Below are some records. Say how many of their lines include the string "color", giving only the number.

=== Material supplied ===

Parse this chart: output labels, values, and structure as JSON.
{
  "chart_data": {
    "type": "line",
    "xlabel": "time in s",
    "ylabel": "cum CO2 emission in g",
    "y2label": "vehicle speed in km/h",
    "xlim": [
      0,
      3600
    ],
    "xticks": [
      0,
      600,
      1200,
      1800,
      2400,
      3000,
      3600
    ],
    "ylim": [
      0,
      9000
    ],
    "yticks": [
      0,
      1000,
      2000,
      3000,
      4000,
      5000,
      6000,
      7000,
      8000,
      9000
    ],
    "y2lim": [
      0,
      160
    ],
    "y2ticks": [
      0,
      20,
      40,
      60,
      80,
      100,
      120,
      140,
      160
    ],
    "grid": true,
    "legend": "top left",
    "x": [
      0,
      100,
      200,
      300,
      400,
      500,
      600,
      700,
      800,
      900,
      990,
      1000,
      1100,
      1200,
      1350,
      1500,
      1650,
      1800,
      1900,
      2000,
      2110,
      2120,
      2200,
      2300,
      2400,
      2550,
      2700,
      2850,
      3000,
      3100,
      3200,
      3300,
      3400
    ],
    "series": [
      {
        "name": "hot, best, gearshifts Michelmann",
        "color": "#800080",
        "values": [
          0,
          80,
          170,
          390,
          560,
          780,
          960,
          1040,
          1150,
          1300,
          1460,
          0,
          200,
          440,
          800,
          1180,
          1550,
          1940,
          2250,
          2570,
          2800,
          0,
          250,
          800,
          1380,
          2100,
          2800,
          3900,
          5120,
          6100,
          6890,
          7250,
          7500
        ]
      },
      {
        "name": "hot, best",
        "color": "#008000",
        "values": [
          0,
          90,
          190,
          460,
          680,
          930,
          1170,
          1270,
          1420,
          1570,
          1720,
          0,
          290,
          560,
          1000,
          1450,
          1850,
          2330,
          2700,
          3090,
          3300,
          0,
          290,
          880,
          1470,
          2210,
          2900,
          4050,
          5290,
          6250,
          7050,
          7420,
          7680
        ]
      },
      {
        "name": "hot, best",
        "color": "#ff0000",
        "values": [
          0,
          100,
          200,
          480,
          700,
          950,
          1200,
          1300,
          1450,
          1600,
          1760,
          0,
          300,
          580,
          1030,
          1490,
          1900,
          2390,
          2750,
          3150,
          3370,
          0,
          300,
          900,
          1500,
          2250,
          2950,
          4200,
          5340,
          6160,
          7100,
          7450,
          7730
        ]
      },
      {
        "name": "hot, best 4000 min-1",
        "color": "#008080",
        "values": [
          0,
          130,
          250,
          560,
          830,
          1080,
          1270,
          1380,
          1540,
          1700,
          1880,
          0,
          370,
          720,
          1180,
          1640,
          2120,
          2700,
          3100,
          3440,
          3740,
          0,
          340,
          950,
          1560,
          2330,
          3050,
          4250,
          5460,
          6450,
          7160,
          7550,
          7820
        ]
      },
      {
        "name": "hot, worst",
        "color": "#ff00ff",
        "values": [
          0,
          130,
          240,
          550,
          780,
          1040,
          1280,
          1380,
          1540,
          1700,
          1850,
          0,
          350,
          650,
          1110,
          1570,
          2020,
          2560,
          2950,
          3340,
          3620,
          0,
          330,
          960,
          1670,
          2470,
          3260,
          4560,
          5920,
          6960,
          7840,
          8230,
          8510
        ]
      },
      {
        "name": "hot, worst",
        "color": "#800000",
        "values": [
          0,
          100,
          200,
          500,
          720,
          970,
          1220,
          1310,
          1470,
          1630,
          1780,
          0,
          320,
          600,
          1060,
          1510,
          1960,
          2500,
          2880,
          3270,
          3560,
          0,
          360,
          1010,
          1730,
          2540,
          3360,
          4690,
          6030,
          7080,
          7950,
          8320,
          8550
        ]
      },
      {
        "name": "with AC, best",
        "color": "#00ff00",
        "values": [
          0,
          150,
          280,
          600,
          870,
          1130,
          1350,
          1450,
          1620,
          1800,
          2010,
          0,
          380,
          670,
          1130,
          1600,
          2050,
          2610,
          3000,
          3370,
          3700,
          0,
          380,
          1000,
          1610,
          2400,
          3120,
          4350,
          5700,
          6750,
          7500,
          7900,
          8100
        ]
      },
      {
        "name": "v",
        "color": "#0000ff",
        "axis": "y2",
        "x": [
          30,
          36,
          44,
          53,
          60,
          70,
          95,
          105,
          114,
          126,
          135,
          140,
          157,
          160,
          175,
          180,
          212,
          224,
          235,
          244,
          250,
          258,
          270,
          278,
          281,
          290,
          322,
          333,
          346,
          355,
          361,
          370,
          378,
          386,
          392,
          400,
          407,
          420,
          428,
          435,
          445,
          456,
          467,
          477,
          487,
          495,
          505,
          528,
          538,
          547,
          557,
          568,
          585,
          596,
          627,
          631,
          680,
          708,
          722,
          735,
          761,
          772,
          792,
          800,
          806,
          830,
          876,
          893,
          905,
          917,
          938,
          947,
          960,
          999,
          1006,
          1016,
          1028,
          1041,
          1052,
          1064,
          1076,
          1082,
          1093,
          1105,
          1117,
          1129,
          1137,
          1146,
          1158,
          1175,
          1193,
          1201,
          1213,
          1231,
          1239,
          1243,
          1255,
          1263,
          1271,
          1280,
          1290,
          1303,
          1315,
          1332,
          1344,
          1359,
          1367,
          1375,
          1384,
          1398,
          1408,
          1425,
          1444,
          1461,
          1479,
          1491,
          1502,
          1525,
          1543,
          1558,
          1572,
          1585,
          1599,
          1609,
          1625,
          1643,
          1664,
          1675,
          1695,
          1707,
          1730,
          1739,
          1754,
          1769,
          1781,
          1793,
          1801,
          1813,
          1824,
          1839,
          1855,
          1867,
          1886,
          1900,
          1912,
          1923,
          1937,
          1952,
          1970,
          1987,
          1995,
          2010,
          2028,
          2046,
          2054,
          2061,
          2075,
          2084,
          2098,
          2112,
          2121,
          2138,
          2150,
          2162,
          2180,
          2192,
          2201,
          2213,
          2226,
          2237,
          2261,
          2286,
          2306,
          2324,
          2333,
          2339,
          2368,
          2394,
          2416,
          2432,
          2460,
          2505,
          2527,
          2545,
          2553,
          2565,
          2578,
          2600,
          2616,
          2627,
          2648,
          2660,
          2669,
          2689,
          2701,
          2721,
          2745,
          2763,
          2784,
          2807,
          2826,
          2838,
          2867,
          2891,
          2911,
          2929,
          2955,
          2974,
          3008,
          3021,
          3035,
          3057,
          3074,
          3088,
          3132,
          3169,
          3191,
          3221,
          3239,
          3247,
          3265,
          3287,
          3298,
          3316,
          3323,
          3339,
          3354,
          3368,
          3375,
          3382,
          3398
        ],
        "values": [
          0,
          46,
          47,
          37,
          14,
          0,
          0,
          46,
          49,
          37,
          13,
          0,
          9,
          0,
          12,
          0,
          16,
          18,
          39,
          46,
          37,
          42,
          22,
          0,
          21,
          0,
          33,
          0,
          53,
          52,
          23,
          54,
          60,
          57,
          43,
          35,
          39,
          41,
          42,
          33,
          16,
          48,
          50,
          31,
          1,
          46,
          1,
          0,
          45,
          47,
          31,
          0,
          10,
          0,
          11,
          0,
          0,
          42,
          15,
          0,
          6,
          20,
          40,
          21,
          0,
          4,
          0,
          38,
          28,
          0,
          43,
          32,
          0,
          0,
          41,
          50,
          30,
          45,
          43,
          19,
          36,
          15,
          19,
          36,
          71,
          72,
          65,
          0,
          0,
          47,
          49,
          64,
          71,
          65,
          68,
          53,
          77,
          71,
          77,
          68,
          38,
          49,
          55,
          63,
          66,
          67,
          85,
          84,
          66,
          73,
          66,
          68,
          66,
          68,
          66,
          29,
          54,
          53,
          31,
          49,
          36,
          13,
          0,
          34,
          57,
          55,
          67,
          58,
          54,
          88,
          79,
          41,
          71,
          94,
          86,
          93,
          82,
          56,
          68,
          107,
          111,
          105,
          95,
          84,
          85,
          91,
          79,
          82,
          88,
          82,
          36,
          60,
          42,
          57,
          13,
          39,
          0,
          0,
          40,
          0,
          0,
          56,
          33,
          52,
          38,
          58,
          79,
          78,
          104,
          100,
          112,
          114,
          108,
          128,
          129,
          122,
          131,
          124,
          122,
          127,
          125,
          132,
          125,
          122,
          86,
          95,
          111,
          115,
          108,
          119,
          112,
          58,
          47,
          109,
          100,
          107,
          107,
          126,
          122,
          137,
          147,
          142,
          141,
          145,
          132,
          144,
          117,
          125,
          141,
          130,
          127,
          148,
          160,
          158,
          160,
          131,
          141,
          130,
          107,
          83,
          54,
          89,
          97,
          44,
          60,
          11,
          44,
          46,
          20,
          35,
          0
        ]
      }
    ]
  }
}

===

Result: 8